--- Begin ---
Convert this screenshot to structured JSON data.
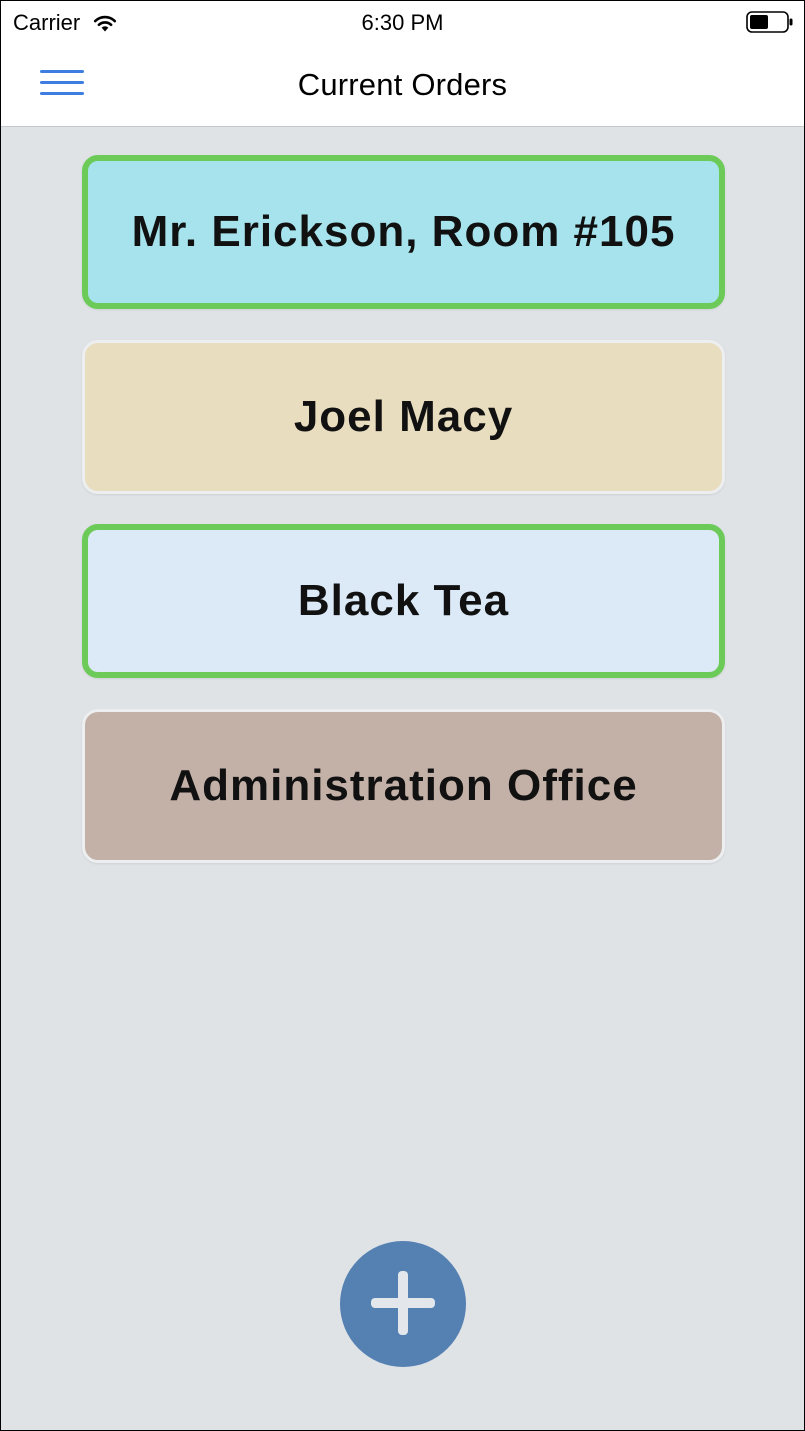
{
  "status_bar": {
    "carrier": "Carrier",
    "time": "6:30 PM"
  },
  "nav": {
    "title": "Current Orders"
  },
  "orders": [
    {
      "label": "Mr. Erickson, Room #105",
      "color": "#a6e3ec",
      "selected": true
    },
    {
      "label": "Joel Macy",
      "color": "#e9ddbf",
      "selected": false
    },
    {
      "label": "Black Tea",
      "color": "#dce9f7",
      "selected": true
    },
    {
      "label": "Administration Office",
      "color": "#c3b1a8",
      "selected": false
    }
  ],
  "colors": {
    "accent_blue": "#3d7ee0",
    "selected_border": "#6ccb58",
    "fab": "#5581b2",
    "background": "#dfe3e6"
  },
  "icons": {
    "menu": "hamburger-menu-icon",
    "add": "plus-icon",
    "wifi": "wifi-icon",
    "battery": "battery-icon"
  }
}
--- End ---
--- Begin ---
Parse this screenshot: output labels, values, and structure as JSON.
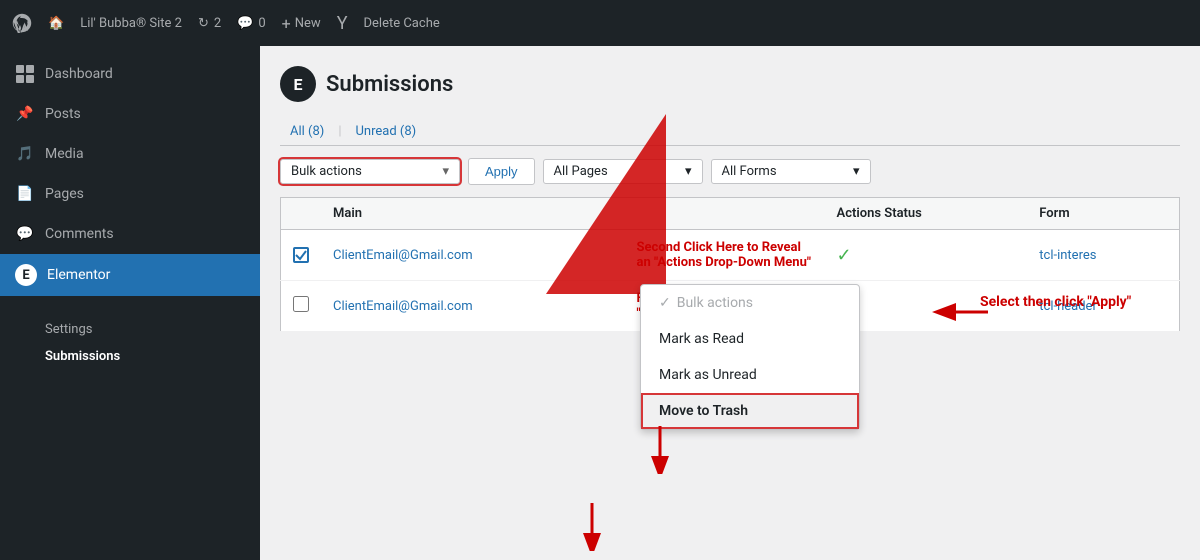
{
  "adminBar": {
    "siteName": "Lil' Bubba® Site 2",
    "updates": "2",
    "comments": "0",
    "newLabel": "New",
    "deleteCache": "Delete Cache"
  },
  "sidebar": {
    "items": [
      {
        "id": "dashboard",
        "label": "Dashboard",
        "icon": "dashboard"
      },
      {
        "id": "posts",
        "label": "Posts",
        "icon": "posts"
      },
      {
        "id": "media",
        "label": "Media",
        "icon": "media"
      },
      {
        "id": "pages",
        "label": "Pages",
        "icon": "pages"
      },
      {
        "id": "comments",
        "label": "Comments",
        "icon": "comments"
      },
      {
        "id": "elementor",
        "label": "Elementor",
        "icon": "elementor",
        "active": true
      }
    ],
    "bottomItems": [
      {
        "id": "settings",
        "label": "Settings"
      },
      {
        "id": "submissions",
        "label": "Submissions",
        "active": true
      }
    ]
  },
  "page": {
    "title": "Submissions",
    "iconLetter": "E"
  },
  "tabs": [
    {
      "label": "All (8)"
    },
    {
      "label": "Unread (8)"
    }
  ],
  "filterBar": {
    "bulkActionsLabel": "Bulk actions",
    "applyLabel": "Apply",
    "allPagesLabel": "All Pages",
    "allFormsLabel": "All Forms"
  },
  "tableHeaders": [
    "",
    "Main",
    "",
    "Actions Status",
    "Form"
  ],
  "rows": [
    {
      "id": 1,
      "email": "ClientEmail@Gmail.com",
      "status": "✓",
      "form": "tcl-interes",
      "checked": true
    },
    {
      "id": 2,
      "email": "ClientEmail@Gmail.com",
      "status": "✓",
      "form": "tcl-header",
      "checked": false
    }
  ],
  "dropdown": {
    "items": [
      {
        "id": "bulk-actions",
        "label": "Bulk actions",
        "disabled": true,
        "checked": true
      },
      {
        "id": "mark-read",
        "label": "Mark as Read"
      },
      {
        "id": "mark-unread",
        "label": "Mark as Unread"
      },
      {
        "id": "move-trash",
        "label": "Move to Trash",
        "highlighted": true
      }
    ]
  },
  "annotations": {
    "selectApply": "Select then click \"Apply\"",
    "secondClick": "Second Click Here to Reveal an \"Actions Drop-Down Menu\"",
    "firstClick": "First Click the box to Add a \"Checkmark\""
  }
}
--- End ---
--- Begin ---
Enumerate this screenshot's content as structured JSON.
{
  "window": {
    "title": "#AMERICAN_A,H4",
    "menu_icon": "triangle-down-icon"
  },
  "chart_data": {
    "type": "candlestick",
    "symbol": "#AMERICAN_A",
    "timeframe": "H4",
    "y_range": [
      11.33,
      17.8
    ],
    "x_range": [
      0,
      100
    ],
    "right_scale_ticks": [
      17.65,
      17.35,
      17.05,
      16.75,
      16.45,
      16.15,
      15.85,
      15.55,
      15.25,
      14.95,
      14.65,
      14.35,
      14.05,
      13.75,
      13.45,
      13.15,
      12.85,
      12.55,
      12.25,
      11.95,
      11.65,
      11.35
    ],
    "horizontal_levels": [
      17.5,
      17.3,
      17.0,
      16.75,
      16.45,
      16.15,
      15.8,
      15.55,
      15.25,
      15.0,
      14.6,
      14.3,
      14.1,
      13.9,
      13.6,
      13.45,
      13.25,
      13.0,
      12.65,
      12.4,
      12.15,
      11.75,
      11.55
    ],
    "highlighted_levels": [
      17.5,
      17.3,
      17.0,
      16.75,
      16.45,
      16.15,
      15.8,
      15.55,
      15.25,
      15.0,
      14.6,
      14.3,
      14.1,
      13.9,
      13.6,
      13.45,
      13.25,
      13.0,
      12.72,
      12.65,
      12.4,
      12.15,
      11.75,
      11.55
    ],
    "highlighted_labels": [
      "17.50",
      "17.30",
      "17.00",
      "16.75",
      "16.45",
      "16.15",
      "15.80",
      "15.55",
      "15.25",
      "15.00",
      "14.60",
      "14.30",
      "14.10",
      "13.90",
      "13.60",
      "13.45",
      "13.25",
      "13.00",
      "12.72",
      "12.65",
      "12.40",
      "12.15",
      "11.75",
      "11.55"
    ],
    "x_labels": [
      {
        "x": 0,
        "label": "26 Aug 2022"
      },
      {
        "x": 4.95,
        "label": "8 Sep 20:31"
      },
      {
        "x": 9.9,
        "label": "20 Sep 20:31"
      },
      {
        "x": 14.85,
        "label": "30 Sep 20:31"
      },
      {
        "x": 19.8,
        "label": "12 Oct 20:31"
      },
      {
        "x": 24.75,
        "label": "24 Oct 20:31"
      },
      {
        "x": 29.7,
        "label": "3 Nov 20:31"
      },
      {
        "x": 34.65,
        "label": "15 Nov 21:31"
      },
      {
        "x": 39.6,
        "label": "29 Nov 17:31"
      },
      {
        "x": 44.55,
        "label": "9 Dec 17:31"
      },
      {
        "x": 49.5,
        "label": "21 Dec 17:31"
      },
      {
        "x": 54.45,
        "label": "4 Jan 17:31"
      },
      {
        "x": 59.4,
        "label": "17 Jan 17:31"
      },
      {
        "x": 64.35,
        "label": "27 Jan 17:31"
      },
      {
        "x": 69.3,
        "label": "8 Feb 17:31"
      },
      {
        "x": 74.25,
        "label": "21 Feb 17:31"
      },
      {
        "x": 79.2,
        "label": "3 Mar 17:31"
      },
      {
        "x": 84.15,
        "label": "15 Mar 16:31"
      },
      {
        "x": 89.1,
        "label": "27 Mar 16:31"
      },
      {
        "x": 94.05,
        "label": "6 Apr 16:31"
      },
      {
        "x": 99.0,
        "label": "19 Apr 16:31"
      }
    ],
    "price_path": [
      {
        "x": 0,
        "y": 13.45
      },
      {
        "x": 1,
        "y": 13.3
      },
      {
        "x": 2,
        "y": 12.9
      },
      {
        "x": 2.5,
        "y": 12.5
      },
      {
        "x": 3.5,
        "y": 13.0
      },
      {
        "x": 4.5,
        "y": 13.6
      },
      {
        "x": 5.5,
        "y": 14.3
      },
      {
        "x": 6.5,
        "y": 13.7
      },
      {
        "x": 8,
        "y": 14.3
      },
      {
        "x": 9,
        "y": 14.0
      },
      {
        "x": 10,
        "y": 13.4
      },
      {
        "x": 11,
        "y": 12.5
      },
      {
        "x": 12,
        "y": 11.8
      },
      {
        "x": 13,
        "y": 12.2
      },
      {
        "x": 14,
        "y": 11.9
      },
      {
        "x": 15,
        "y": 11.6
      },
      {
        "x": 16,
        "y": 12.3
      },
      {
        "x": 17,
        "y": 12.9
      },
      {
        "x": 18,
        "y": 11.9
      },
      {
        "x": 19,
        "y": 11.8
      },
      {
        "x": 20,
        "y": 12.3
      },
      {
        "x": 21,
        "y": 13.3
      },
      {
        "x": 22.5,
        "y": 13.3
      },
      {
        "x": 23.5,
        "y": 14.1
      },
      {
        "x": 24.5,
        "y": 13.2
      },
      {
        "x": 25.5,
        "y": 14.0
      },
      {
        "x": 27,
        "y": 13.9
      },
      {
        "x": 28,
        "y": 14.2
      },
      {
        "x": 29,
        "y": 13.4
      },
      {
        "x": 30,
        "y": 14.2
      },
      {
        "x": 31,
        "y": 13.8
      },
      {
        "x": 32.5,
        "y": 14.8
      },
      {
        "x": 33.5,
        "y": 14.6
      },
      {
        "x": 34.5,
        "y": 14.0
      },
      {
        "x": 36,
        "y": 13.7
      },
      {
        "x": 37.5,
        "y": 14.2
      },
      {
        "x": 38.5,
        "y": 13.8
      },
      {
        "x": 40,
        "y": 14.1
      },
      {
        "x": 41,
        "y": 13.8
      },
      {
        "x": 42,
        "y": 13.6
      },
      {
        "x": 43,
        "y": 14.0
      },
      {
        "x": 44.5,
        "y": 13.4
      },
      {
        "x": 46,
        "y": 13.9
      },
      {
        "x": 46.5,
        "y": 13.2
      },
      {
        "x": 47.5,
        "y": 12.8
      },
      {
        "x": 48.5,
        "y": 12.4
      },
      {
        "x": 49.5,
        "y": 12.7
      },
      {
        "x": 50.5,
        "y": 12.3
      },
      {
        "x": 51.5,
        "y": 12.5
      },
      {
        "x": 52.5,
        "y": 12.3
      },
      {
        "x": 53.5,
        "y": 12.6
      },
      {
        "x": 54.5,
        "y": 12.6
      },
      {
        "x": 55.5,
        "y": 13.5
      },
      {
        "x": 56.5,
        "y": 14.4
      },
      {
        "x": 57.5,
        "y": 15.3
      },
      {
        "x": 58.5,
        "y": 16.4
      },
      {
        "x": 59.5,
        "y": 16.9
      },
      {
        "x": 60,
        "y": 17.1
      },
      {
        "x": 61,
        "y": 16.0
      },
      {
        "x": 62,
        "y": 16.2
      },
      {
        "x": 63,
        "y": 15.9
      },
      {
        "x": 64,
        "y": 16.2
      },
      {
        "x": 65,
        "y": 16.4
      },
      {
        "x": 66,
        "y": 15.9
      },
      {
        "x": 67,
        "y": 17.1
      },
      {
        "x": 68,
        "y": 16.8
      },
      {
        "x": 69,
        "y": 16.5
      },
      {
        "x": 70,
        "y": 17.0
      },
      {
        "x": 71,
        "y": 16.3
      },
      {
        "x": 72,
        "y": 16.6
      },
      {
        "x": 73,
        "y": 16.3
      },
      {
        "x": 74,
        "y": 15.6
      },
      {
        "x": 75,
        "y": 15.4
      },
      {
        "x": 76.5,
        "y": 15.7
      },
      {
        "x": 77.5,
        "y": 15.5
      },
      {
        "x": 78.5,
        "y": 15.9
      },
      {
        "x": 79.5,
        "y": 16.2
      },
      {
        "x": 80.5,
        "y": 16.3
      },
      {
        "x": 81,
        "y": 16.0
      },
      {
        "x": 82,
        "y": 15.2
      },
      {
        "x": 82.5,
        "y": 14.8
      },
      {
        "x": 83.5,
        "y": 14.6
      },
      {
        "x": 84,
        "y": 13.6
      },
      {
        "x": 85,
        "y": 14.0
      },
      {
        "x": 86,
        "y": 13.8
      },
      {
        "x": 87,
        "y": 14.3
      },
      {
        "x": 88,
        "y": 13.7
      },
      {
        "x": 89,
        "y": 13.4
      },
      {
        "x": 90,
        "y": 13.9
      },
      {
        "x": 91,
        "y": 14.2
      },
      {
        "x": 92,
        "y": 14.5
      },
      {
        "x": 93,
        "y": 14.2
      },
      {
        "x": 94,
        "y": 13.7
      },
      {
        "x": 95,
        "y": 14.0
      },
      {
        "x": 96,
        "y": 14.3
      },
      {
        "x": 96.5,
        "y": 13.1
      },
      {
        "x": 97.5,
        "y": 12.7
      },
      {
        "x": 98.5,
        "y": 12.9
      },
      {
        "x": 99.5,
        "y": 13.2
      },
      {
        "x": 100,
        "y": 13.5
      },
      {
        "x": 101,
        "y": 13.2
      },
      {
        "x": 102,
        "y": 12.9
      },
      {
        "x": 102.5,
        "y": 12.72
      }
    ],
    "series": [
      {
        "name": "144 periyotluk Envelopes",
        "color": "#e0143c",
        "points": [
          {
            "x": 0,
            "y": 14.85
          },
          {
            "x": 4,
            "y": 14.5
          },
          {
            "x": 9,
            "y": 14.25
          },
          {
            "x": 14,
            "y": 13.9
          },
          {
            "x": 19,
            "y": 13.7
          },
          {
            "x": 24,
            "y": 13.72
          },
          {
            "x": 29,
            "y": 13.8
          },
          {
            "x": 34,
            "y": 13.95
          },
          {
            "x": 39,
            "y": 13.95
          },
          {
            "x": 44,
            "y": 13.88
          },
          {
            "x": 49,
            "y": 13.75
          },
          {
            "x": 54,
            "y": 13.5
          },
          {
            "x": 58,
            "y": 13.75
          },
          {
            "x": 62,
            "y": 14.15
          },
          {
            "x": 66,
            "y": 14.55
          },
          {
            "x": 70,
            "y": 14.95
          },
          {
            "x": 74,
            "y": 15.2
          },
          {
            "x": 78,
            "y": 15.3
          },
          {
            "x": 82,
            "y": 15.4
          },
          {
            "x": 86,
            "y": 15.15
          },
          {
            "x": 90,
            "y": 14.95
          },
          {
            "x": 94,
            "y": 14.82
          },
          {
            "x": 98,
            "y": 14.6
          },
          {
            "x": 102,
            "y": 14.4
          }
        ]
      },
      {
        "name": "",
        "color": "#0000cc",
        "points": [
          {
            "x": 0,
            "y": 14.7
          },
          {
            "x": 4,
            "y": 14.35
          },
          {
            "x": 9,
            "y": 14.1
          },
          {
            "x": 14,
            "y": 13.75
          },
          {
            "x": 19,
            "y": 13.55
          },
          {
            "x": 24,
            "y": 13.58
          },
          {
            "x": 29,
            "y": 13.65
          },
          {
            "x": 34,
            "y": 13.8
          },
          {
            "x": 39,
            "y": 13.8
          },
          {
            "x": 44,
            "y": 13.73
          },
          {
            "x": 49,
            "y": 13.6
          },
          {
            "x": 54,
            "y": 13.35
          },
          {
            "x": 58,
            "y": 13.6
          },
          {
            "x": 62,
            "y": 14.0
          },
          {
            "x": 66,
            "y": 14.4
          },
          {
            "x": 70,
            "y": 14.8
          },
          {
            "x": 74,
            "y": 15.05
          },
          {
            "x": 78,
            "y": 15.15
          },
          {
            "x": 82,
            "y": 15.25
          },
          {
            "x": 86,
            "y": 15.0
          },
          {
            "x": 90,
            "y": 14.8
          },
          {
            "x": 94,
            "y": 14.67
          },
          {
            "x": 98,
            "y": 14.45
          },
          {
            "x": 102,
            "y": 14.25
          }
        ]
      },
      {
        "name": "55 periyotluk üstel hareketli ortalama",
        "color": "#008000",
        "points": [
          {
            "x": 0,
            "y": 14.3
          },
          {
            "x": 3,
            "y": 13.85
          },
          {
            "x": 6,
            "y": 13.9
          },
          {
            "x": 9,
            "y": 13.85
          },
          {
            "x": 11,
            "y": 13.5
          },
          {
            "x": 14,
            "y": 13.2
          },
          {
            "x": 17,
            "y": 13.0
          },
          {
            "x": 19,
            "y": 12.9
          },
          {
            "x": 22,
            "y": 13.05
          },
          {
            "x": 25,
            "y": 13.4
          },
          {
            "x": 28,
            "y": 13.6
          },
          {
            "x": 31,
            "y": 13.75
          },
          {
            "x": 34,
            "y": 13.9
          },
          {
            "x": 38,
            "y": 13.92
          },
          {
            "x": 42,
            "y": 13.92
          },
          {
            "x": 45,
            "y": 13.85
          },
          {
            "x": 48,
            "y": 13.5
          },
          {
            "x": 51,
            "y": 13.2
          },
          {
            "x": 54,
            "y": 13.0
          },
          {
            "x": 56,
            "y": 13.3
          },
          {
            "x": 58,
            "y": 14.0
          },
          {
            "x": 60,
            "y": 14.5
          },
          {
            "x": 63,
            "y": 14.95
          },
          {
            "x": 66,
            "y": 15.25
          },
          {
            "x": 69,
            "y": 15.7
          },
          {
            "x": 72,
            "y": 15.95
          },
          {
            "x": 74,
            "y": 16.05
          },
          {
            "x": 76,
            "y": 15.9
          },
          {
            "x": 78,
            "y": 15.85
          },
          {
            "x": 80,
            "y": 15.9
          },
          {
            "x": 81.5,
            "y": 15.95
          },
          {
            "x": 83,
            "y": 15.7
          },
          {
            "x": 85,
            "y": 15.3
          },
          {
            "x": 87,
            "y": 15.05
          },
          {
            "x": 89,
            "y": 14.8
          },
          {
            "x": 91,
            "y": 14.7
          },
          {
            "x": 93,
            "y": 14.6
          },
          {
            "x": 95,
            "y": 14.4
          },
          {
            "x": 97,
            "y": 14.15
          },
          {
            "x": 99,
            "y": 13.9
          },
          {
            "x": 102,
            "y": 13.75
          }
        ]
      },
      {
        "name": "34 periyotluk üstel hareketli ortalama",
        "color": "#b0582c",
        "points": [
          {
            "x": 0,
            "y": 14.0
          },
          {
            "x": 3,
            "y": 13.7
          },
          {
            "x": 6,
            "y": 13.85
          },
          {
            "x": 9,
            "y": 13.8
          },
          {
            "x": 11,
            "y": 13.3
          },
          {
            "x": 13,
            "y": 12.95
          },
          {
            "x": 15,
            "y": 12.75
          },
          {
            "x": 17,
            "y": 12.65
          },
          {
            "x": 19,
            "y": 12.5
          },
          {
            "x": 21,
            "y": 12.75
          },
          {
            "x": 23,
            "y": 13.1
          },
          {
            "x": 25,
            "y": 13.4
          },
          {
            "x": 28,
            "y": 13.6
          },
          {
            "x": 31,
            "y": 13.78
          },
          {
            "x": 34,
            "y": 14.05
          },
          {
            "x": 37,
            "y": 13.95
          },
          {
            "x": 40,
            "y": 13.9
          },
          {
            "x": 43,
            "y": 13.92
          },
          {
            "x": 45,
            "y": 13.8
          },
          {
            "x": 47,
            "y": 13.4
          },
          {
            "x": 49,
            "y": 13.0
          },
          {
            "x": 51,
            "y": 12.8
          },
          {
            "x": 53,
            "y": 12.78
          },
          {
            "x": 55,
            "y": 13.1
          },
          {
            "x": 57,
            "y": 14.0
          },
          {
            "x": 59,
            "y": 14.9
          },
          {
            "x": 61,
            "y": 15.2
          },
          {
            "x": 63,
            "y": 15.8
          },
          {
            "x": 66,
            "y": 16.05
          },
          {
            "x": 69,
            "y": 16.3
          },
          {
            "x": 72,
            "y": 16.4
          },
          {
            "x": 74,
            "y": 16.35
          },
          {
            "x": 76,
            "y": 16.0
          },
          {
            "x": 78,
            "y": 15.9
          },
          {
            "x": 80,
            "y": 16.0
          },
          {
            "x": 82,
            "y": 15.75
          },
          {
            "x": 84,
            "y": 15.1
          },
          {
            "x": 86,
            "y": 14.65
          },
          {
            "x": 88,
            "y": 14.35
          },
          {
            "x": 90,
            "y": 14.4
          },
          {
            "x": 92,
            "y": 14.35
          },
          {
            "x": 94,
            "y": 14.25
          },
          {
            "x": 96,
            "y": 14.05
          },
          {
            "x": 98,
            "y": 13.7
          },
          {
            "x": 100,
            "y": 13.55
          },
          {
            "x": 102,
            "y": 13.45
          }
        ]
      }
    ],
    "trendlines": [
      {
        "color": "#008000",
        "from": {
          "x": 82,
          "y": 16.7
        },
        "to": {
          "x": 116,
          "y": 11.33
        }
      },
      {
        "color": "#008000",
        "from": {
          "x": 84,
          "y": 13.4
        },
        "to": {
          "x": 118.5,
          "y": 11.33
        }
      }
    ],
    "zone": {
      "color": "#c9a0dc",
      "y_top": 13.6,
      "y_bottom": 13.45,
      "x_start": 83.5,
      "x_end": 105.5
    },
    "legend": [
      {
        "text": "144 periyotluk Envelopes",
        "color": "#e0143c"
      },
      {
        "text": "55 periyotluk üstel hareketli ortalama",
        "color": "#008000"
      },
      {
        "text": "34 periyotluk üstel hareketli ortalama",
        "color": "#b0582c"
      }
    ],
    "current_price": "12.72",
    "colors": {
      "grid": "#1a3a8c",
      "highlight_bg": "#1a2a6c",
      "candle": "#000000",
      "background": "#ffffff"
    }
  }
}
--- End ---
Short task
Where a line of the data holds "structured", show that line.

Written answer
Convert this screenshot to structured JSON data.
Enumerate this screenshot's content as structured JSON.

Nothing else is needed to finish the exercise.